Exercise objective: Find how many lines contain the word "Rumień" and state that number alone.

+++ Data for this exercise +++

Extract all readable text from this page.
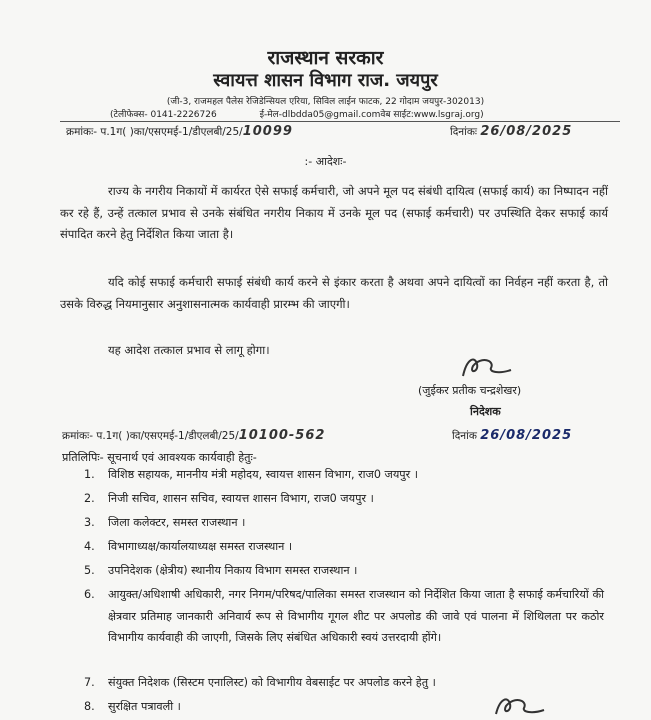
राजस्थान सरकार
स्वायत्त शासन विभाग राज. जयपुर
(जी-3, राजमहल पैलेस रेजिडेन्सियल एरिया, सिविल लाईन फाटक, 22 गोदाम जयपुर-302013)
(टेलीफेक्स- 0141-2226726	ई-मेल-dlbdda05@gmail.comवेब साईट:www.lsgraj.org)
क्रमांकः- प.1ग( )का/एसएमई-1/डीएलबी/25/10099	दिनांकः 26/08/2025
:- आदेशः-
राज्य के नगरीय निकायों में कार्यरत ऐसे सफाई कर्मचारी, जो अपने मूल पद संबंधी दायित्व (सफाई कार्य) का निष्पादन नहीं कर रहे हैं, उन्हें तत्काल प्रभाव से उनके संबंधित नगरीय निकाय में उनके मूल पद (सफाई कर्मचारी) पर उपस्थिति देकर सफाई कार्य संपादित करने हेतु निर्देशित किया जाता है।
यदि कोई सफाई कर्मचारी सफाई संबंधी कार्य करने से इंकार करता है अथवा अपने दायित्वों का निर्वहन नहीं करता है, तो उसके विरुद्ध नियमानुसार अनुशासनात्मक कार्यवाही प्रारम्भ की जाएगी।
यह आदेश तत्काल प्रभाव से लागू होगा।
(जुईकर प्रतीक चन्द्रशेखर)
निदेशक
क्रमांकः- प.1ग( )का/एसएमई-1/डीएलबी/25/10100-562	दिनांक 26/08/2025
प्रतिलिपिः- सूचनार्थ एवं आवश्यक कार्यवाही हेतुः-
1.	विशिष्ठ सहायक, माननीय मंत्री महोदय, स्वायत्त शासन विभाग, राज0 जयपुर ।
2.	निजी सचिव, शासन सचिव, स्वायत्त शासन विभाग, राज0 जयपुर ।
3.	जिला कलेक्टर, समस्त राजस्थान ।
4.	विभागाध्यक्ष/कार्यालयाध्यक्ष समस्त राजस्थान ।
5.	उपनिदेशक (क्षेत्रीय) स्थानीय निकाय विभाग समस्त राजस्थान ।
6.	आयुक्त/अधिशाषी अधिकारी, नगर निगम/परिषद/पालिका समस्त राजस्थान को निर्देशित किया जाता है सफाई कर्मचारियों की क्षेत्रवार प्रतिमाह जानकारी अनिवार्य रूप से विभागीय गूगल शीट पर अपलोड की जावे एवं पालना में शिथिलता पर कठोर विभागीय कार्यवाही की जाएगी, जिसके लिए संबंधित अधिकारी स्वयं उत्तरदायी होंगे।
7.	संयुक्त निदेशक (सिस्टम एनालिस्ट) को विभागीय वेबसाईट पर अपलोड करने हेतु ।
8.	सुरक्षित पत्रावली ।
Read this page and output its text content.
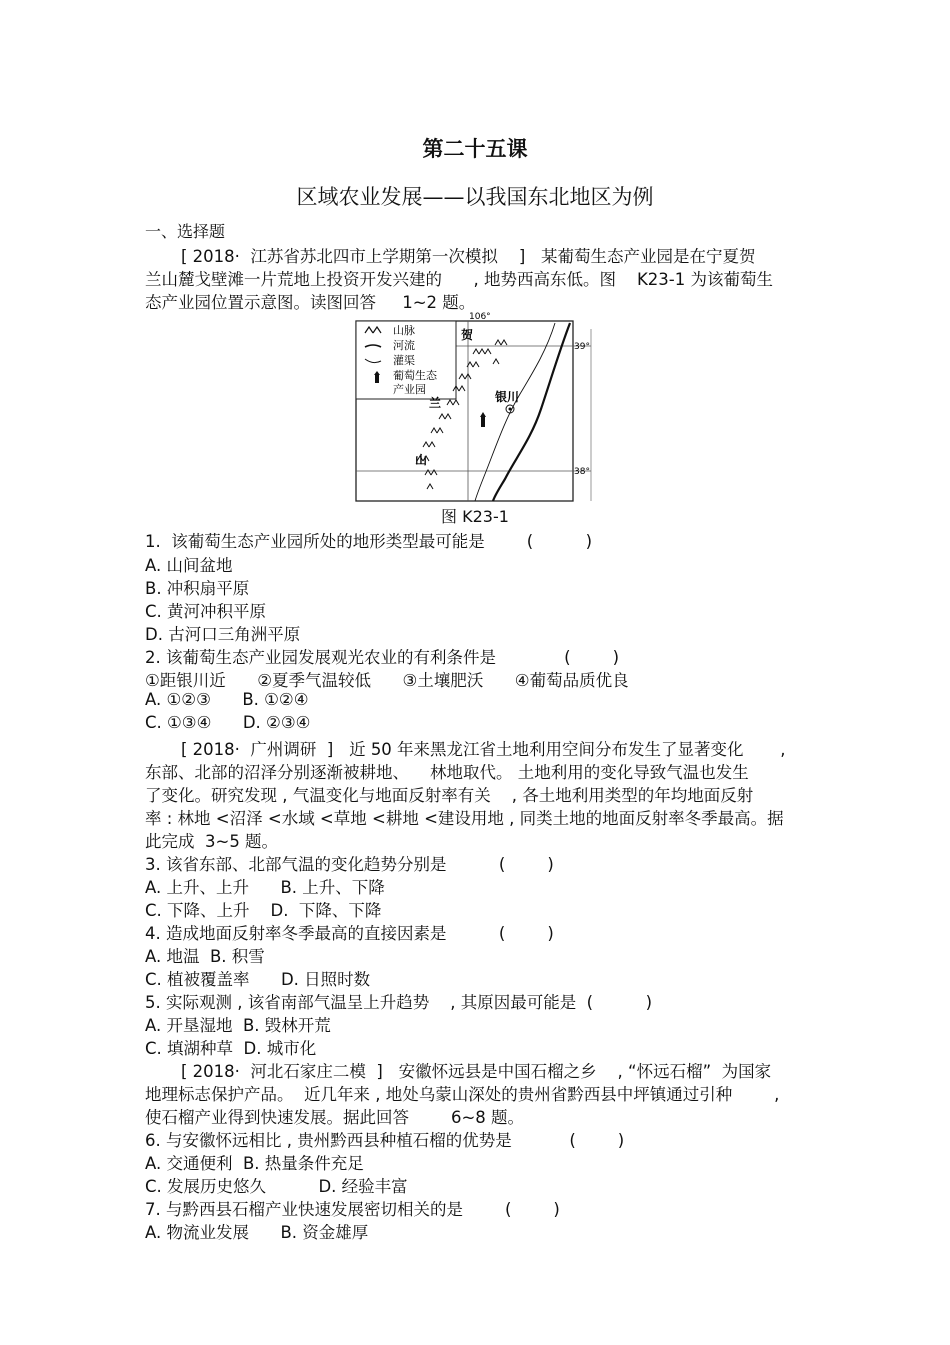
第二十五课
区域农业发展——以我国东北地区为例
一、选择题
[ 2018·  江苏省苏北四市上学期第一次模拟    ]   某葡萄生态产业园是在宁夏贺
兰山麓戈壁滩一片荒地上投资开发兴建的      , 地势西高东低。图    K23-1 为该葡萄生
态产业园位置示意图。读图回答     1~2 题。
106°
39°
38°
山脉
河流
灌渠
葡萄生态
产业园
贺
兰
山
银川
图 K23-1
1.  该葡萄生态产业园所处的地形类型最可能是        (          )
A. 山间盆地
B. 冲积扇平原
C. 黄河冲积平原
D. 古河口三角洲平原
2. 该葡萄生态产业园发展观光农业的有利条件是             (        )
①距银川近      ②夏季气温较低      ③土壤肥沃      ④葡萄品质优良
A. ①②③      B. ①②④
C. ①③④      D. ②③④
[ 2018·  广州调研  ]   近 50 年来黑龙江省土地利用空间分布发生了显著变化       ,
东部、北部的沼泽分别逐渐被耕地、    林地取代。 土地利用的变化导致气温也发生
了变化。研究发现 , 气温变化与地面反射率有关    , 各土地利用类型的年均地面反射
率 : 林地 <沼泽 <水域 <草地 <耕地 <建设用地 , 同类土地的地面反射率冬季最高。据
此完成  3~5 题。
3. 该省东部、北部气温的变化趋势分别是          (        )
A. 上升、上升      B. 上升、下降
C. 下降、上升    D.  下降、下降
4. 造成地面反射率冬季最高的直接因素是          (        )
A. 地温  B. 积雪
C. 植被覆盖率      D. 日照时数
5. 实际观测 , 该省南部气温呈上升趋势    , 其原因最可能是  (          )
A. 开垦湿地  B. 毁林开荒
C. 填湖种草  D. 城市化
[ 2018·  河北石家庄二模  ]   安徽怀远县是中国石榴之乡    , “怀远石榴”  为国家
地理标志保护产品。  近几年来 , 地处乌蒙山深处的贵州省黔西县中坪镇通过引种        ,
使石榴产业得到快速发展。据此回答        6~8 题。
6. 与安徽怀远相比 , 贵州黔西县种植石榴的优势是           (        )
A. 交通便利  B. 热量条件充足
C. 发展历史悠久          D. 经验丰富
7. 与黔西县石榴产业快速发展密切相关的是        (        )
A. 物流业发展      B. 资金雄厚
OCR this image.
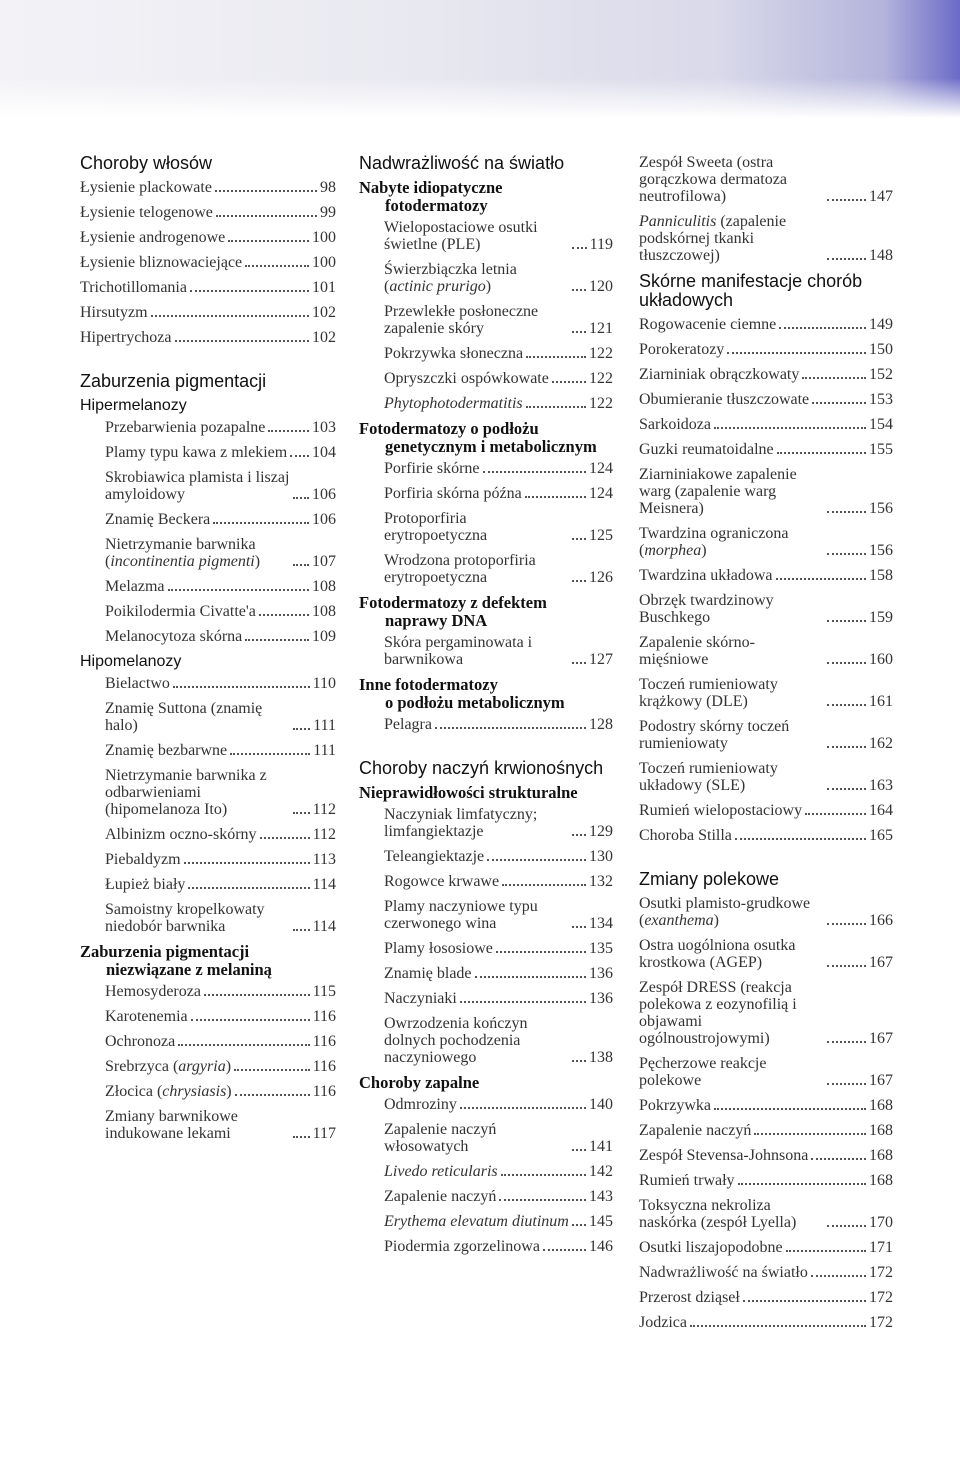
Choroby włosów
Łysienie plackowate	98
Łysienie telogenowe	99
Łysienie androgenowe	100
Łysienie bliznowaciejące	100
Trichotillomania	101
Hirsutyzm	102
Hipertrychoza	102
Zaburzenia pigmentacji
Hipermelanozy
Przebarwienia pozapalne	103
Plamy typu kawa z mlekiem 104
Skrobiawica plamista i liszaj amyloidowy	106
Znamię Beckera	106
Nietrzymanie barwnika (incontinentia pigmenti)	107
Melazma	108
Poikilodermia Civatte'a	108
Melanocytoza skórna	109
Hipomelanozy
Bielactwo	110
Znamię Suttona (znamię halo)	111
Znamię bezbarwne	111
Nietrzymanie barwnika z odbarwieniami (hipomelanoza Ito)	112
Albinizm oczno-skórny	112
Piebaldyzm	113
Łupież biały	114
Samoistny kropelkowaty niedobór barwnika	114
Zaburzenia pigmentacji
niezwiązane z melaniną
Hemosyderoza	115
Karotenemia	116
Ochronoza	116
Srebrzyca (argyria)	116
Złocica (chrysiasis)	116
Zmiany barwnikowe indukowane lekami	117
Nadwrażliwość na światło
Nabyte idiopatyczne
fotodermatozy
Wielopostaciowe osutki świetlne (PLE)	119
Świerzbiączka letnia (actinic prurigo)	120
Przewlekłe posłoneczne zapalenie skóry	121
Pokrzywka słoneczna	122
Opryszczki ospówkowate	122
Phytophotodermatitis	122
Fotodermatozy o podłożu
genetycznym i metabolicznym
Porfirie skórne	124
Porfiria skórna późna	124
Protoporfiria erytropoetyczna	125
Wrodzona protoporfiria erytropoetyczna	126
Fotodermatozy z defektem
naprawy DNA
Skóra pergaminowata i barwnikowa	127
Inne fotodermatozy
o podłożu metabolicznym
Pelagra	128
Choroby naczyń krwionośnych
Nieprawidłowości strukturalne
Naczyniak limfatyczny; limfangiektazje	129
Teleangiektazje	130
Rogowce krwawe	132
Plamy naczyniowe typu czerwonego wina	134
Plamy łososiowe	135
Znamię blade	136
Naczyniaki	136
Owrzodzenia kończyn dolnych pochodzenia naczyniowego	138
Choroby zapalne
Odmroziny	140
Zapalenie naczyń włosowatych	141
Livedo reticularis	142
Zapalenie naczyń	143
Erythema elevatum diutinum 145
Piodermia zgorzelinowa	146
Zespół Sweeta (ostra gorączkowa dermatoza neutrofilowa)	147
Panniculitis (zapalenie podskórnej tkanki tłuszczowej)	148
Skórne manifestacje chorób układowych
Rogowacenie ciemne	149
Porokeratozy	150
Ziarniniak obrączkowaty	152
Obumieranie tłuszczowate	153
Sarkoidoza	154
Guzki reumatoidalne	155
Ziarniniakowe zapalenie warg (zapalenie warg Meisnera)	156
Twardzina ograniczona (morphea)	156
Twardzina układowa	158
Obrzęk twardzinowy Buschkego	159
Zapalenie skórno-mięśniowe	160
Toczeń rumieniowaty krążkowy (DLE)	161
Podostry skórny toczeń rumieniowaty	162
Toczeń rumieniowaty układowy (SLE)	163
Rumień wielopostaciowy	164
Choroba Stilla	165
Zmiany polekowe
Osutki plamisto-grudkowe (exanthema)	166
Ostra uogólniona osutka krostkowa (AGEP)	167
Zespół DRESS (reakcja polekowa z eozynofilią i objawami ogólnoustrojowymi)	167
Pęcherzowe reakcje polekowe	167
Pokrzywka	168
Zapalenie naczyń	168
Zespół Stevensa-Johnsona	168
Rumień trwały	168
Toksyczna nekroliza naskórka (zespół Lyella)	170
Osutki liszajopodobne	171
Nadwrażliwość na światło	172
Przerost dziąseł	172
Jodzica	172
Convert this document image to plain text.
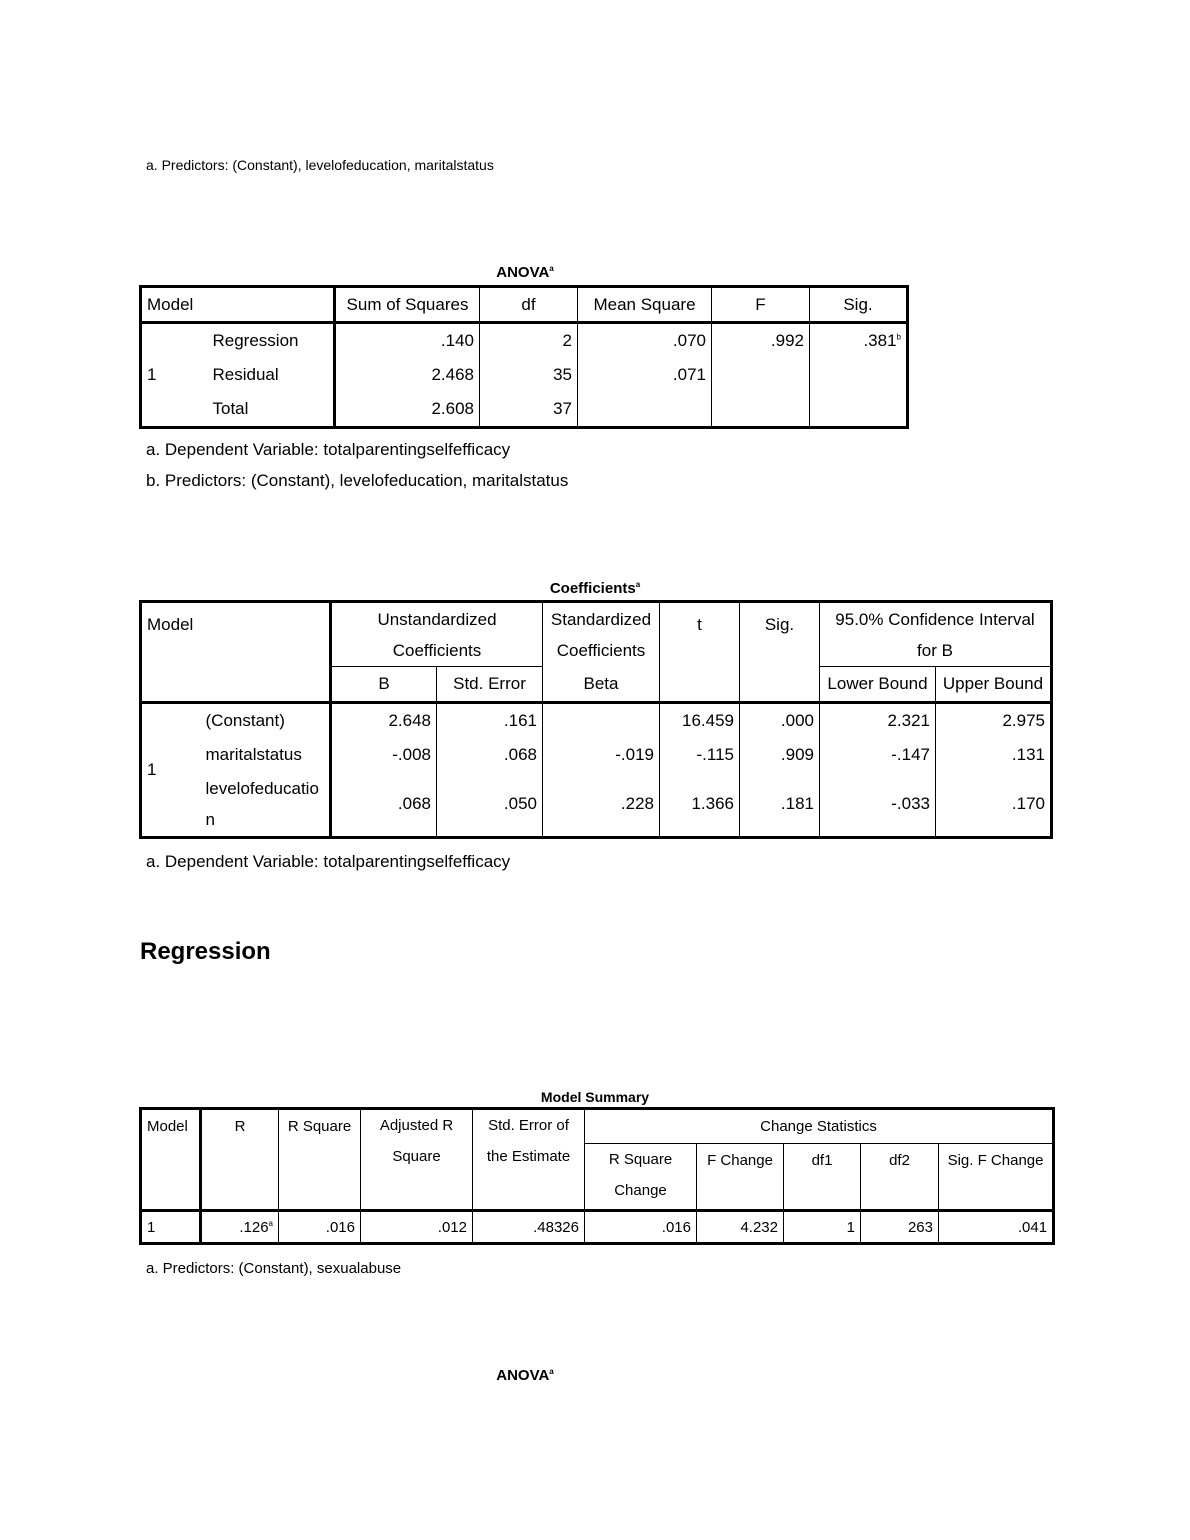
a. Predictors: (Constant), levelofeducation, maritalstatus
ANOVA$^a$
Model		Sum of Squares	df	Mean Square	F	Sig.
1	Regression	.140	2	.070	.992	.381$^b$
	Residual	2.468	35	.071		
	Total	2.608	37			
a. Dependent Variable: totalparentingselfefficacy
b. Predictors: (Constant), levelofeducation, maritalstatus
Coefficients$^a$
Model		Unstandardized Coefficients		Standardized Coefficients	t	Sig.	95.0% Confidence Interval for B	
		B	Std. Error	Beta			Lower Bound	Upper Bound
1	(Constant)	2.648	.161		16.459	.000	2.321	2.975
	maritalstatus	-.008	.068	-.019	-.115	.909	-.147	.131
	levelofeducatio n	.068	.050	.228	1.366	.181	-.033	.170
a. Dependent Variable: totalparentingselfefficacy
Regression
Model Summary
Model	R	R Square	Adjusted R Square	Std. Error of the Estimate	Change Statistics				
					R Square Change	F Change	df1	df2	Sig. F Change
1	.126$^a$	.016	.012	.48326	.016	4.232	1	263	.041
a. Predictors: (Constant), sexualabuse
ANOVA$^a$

+++

Response to this task: 2